◆ WRITTEN PROBLEM ◆
Gather up the lines with the word "title" in them.

◆ Stored data entries ◆
— begin —

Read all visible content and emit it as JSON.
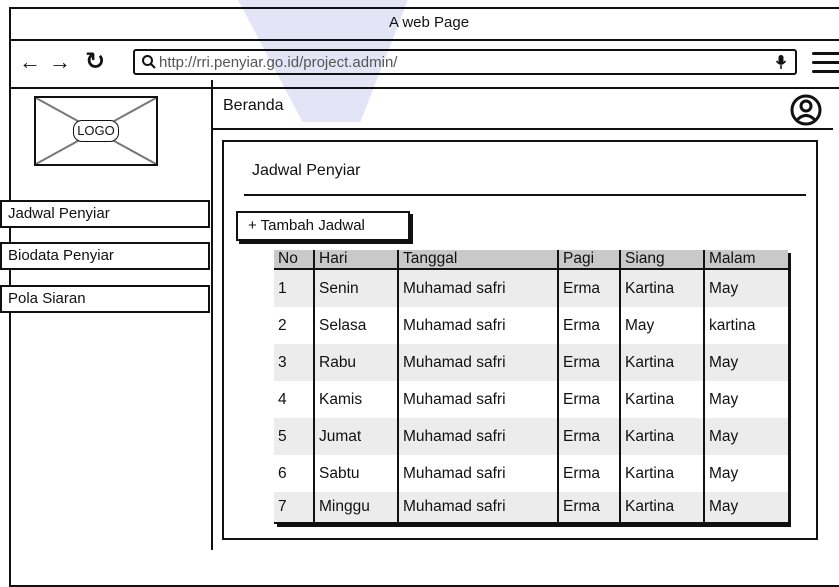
{
  "window": {
    "title": "A web Page"
  },
  "browser": {
    "back_icon": "←",
    "forward_icon": "→",
    "reload_icon": "↻",
    "url": "http://rri.penyiar.go.id/project.admin/"
  },
  "logo": {
    "label": "LOGO"
  },
  "sidebar": {
    "items": [
      {
        "label": "Jadwal Penyiar"
      },
      {
        "label": "Biodata Penyiar"
      },
      {
        "label": "Pola Siaran"
      }
    ]
  },
  "header": {
    "title": "Beranda"
  },
  "panel": {
    "title": "Jadwal Penyiar",
    "add_button": "+ Tambah Jadwal"
  },
  "table": {
    "columns": [
      "No",
      "Hari",
      "Tanggal",
      "Pagi",
      "Siang",
      "Malam"
    ],
    "rows": [
      [
        "1",
        "Senin",
        "Muhamad safri",
        "Erma",
        "Kartina",
        "May"
      ],
      [
        "2",
        "Selasa",
        "Muhamad safri",
        "Erma",
        "May",
        "kartina"
      ],
      [
        "3",
        "Rabu",
        "Muhamad safri",
        "Erma",
        "Kartina",
        "May"
      ],
      [
        "4",
        "Kamis",
        "Muhamad safri",
        "Erma",
        "Kartina",
        "May"
      ],
      [
        "5",
        "Jumat",
        "Muhamad safri",
        "Erma",
        "Kartina",
        "May"
      ],
      [
        "6",
        "Sabtu",
        "Muhamad safri",
        "Erma",
        "Kartina",
        "May"
      ],
      [
        "7",
        "Minggu",
        "Muhamad safri",
        "Erma",
        "Kartina",
        "May"
      ]
    ]
  }
}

— end —

◆ ANSWER TO THE PROBLEM ◆
    "title": "A web Page"
    "title": "Beranda"
    "title": "Jadwal Penyiar",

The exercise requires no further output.